= Data items =
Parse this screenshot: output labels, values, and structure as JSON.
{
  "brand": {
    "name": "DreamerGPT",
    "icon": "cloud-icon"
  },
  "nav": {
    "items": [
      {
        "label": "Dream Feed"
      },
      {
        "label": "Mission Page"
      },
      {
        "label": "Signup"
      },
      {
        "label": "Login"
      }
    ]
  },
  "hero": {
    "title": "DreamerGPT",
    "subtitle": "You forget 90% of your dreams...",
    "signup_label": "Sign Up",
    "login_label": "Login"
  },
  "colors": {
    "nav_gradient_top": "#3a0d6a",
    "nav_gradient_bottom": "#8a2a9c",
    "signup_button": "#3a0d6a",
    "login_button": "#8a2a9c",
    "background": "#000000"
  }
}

= Instructions for the task =
Transcribe each record exactly. Leave nothing out.

= Written reply =
Parse this screenshot: output labels, values, and structure as JSON.
{
  "brand": {
    "name": "DreamerGPT",
    "icon": "cloud-icon"
  },
  "nav": {
    "items": [
      {
        "label": "Dream Feed"
      },
      {
        "label": "Mission Page"
      },
      {
        "label": "Signup"
      },
      {
        "label": "Login"
      }
    ]
  },
  "hero": {
    "title": "DreamerGPT",
    "subtitle": "You forget 90% of your dreams...",
    "signup_label": "Sign Up",
    "login_label": "Login"
  },
  "colors": {
    "nav_gradient_top": "#3a0d6a",
    "nav_gradient_bottom": "#8a2a9c",
    "signup_button": "#3a0d6a",
    "login_button": "#8a2a9c",
    "background": "#000000"
  }
}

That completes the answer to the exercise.